**Task details**: Please copy all the lines that follow, word for word.

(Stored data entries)
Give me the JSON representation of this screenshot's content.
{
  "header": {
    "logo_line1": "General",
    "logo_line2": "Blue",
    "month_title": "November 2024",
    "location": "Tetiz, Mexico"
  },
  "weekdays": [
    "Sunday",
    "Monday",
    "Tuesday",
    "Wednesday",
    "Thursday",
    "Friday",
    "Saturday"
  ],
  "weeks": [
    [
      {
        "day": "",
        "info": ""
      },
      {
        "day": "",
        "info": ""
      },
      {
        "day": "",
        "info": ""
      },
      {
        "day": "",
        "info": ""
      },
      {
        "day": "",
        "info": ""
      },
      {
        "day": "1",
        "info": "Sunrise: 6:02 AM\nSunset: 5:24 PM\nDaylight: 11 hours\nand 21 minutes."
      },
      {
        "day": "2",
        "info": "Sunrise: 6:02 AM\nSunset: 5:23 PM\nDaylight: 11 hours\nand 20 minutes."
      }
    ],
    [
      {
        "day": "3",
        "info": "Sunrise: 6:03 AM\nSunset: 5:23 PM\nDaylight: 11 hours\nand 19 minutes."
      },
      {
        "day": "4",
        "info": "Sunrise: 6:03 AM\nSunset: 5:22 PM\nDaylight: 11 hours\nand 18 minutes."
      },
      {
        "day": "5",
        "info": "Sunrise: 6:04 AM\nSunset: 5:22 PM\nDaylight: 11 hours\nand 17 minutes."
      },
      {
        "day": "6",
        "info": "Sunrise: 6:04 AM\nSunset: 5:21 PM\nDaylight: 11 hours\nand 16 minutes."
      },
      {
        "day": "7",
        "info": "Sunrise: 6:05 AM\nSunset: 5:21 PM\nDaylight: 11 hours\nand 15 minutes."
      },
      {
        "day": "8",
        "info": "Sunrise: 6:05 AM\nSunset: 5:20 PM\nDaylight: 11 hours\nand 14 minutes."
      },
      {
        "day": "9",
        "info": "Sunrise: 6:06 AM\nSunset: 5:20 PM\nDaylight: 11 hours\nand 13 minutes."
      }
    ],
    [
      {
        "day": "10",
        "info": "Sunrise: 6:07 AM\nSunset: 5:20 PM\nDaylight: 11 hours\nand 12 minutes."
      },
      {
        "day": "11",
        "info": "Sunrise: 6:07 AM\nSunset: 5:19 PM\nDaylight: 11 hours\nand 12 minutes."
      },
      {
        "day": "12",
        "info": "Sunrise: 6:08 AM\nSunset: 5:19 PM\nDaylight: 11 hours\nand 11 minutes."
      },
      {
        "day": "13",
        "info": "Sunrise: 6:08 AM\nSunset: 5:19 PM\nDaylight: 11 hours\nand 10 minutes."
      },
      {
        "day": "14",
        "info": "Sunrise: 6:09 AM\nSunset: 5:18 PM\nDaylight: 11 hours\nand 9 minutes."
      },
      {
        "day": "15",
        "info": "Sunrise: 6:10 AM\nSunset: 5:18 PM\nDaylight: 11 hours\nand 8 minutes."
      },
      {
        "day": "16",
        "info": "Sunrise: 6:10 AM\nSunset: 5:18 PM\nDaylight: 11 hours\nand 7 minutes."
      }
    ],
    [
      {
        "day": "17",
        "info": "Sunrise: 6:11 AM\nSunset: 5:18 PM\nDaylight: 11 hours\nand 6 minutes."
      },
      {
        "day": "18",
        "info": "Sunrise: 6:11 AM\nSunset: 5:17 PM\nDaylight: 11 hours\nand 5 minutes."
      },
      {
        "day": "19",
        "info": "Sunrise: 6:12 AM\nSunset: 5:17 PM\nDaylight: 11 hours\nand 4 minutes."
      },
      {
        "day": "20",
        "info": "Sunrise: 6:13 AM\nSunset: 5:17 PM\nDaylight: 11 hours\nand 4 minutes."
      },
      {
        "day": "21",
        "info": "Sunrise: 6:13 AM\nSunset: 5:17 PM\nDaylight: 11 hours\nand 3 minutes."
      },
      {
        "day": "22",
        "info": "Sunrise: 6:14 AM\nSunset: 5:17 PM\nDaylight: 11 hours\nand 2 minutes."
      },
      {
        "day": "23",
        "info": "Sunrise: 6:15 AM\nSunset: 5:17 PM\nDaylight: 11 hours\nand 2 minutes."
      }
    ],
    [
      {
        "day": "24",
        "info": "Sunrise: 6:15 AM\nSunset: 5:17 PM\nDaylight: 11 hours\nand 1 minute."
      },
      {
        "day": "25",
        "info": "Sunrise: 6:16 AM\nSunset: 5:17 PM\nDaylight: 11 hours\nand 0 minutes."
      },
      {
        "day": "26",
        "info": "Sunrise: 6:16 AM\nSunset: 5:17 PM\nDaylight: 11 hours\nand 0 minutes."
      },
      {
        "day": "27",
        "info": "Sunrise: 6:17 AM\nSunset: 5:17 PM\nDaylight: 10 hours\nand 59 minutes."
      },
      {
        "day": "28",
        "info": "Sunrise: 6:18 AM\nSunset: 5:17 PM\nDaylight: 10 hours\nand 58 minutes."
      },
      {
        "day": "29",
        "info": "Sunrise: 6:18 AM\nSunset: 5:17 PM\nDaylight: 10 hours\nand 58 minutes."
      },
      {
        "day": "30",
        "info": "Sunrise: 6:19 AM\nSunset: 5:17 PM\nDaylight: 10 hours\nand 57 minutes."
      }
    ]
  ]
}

**Exercise output**:
Give me the JSON representation of this screenshot's content.
{
  "header": {
    "logo_line1": "General",
    "logo_line2": "Blue",
    "month_title": "November 2024",
    "location": "Tetiz, Mexico"
  },
  "weekdays": [
    "Sunday",
    "Monday",
    "Tuesday",
    "Wednesday",
    "Thursday",
    "Friday",
    "Saturday"
  ],
  "weeks": [
    [
      {
        "day": "",
        "info": ""
      },
      {
        "day": "",
        "info": ""
      },
      {
        "day": "",
        "info": ""
      },
      {
        "day": "",
        "info": ""
      },
      {
        "day": "",
        "info": ""
      },
      {
        "day": "1",
        "info": "Sunrise: 6:02 AM\nSunset: 5:24 PM\nDaylight: 11 hours\nand 21 minutes."
      },
      {
        "day": "2",
        "info": "Sunrise: 6:02 AM\nSunset: 5:23 PM\nDaylight: 11 hours\nand 20 minutes."
      }
    ],
    [
      {
        "day": "3",
        "info": "Sunrise: 6:03 AM\nSunset: 5:23 PM\nDaylight: 11 hours\nand 19 minutes."
      },
      {
        "day": "4",
        "info": "Sunrise: 6:03 AM\nSunset: 5:22 PM\nDaylight: 11 hours\nand 18 minutes."
      },
      {
        "day": "5",
        "info": "Sunrise: 6:04 AM\nSunset: 5:22 PM\nDaylight: 11 hours\nand 17 minutes."
      },
      {
        "day": "6",
        "info": "Sunrise: 6:04 AM\nSunset: 5:21 PM\nDaylight: 11 hours\nand 16 minutes."
      },
      {
        "day": "7",
        "info": "Sunrise: 6:05 AM\nSunset: 5:21 PM\nDaylight: 11 hours\nand 15 minutes."
      },
      {
        "day": "8",
        "info": "Sunrise: 6:05 AM\nSunset: 5:20 PM\nDaylight: 11 hours\nand 14 minutes."
      },
      {
        "day": "9",
        "info": "Sunrise: 6:06 AM\nSunset: 5:20 PM\nDaylight: 11 hours\nand 13 minutes."
      }
    ],
    [
      {
        "day": "10",
        "info": "Sunrise: 6:07 AM\nSunset: 5:20 PM\nDaylight: 11 hours\nand 12 minutes."
      },
      {
        "day": "11",
        "info": "Sunrise: 6:07 AM\nSunset: 5:19 PM\nDaylight: 11 hours\nand 12 minutes."
      },
      {
        "day": "12",
        "info": "Sunrise: 6:08 AM\nSunset: 5:19 PM\nDaylight: 11 hours\nand 11 minutes."
      },
      {
        "day": "13",
        "info": "Sunrise: 6:08 AM\nSunset: 5:19 PM\nDaylight: 11 hours\nand 10 minutes."
      },
      {
        "day": "14",
        "info": "Sunrise: 6:09 AM\nSunset: 5:18 PM\nDaylight: 11 hours\nand 9 minutes."
      },
      {
        "day": "15",
        "info": "Sunrise: 6:10 AM\nSunset: 5:18 PM\nDaylight: 11 hours\nand 8 minutes."
      },
      {
        "day": "16",
        "info": "Sunrise: 6:10 AM\nSunset: 5:18 PM\nDaylight: 11 hours\nand 7 minutes."
      }
    ],
    [
      {
        "day": "17",
        "info": "Sunrise: 6:11 AM\nSunset: 5:18 PM\nDaylight: 11 hours\nand 6 minutes."
      },
      {
        "day": "18",
        "info": "Sunrise: 6:11 AM\nSunset: 5:17 PM\nDaylight: 11 hours\nand 5 minutes."
      },
      {
        "day": "19",
        "info": "Sunrise: 6:12 AM\nSunset: 5:17 PM\nDaylight: 11 hours\nand 4 minutes."
      },
      {
        "day": "20",
        "info": "Sunrise: 6:13 AM\nSunset: 5:17 PM\nDaylight: 11 hours\nand 4 minutes."
      },
      {
        "day": "21",
        "info": "Sunrise: 6:13 AM\nSunset: 5:17 PM\nDaylight: 11 hours\nand 3 minutes."
      },
      {
        "day": "22",
        "info": "Sunrise: 6:14 AM\nSunset: 5:17 PM\nDaylight: 11 hours\nand 2 minutes."
      },
      {
        "day": "23",
        "info": "Sunrise: 6:15 AM\nSunset: 5:17 PM\nDaylight: 11 hours\nand 2 minutes."
      }
    ],
    [
      {
        "day": "24",
        "info": "Sunrise: 6:15 AM\nSunset: 5:17 PM\nDaylight: 11 hours\nand 1 minute."
      },
      {
        "day": "25",
        "info": "Sunrise: 6:16 AM\nSunset: 5:17 PM\nDaylight: 11 hours\nand 0 minutes."
      },
      {
        "day": "26",
        "info": "Sunrise: 6:16 AM\nSunset: 5:17 PM\nDaylight: 11 hours\nand 0 minutes."
      },
      {
        "day": "27",
        "info": "Sunrise: 6:17 AM\nSunset: 5:17 PM\nDaylight: 10 hours\nand 59 minutes."
      },
      {
        "day": "28",
        "info": "Sunrise: 6:18 AM\nSunset: 5:17 PM\nDaylight: 10 hours\nand 58 minutes."
      },
      {
        "day": "29",
        "info": "Sunrise: 6:18 AM\nSunset: 5:17 PM\nDaylight: 10 hours\nand 58 minutes."
      },
      {
        "day": "30",
        "info": "Sunrise: 6:19 AM\nSunset: 5:17 PM\nDaylight: 10 hours\nand 57 minutes."
      }
    ]
  ]
}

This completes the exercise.